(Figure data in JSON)
(begin)

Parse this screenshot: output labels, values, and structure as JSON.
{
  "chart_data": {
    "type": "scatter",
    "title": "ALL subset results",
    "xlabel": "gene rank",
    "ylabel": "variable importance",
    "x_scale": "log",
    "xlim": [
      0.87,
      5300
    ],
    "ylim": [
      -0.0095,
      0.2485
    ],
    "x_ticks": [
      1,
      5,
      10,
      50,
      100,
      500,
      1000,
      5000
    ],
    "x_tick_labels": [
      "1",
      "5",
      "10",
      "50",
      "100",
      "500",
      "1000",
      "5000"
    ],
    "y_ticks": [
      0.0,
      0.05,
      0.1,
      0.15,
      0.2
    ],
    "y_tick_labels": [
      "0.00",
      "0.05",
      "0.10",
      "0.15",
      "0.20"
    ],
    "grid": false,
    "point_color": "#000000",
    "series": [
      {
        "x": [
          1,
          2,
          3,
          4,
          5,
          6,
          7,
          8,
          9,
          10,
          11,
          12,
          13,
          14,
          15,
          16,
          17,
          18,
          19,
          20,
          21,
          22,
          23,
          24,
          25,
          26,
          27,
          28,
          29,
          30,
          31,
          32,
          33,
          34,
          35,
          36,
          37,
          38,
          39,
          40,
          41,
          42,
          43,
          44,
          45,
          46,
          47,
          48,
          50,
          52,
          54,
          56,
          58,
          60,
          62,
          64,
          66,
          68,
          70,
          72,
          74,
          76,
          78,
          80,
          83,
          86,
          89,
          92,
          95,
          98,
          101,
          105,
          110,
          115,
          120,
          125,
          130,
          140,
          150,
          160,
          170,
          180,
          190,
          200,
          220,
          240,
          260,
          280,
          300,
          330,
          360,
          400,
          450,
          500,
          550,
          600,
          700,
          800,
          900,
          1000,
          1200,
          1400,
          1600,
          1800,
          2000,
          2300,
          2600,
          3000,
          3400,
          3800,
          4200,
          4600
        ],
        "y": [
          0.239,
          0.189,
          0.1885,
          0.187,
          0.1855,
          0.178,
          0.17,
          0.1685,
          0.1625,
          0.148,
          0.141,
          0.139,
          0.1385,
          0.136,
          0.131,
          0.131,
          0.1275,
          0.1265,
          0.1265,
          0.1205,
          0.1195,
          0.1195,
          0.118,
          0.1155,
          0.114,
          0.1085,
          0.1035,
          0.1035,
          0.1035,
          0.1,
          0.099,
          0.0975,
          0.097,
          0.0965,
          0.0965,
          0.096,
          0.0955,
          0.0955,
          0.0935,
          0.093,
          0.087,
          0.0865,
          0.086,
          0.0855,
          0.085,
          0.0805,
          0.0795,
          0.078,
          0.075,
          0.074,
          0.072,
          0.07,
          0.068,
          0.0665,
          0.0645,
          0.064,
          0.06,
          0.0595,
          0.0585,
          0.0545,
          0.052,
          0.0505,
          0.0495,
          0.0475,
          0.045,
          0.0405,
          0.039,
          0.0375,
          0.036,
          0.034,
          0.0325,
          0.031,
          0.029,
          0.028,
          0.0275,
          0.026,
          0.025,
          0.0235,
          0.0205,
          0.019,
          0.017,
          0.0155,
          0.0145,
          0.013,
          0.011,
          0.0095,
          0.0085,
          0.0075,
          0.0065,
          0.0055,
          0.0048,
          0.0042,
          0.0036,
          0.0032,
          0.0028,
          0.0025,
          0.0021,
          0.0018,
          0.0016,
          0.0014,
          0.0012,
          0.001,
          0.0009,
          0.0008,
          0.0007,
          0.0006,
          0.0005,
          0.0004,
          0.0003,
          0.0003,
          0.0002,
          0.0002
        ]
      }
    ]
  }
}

(end)

Your objective> Print the records above in full, exactly.

Response for this exercise>
Parse this screenshot: output labels, values, and structure as JSON.
{
  "chart_data": {
    "type": "scatter",
    "title": "ALL subset results",
    "xlabel": "gene rank",
    "ylabel": "variable importance",
    "x_scale": "log",
    "xlim": [
      0.87,
      5300
    ],
    "ylim": [
      -0.0095,
      0.2485
    ],
    "x_ticks": [
      1,
      5,
      10,
      50,
      100,
      500,
      1000,
      5000
    ],
    "x_tick_labels": [
      "1",
      "5",
      "10",
      "50",
      "100",
      "500",
      "1000",
      "5000"
    ],
    "y_ticks": [
      0.0,
      0.05,
      0.1,
      0.15,
      0.2
    ],
    "y_tick_labels": [
      "0.00",
      "0.05",
      "0.10",
      "0.15",
      "0.20"
    ],
    "grid": false,
    "point_color": "#000000",
    "series": [
      {
        "x": [
          1,
          2,
          3,
          4,
          5,
          6,
          7,
          8,
          9,
          10,
          11,
          12,
          13,
          14,
          15,
          16,
          17,
          18,
          19,
          20,
          21,
          22,
          23,
          24,
          25,
          26,
          27,
          28,
          29,
          30,
          31,
          32,
          33,
          34,
          35,
          36,
          37,
          38,
          39,
          40,
          41,
          42,
          43,
          44,
          45,
          46,
          47,
          48,
          50,
          52,
          54,
          56,
          58,
          60,
          62,
          64,
          66,
          68,
          70,
          72,
          74,
          76,
          78,
          80,
          83,
          86,
          89,
          92,
          95,
          98,
          101,
          105,
          110,
          115,
          120,
          125,
          130,
          140,
          150,
          160,
          170,
          180,
          190,
          200,
          220,
          240,
          260,
          280,
          300,
          330,
          360,
          400,
          450,
          500,
          550,
          600,
          700,
          800,
          900,
          1000,
          1200,
          1400,
          1600,
          1800,
          2000,
          2300,
          2600,
          3000,
          3400,
          3800,
          4200,
          4600
        ],
        "y": [
          0.239,
          0.189,
          0.1885,
          0.187,
          0.1855,
          0.178,
          0.17,
          0.1685,
          0.1625,
          0.148,
          0.141,
          0.139,
          0.1385,
          0.136,
          0.131,
          0.131,
          0.1275,
          0.1265,
          0.1265,
          0.1205,
          0.1195,
          0.1195,
          0.118,
          0.1155,
          0.114,
          0.1085,
          0.1035,
          0.1035,
          0.1035,
          0.1,
          0.099,
          0.0975,
          0.097,
          0.0965,
          0.0965,
          0.096,
          0.0955,
          0.0955,
          0.0935,
          0.093,
          0.087,
          0.0865,
          0.086,
          0.0855,
          0.085,
          0.0805,
          0.0795,
          0.078,
          0.075,
          0.074,
          0.072,
          0.07,
          0.068,
          0.0665,
          0.0645,
          0.064,
          0.06,
          0.0595,
          0.0585,
          0.0545,
          0.052,
          0.0505,
          0.0495,
          0.0475,
          0.045,
          0.0405,
          0.039,
          0.0375,
          0.036,
          0.034,
          0.0325,
          0.031,
          0.029,
          0.028,
          0.0275,
          0.026,
          0.025,
          0.0235,
          0.0205,
          0.019,
          0.017,
          0.0155,
          0.0145,
          0.013,
          0.011,
          0.0095,
          0.0085,
          0.0075,
          0.0065,
          0.0055,
          0.0048,
          0.0042,
          0.0036,
          0.0032,
          0.0028,
          0.0025,
          0.0021,
          0.0018,
          0.0016,
          0.0014,
          0.0012,
          0.001,
          0.0009,
          0.0008,
          0.0007,
          0.0006,
          0.0005,
          0.0004,
          0.0003,
          0.0003,
          0.0002,
          0.0002
        ]
      }
    ]
  }
}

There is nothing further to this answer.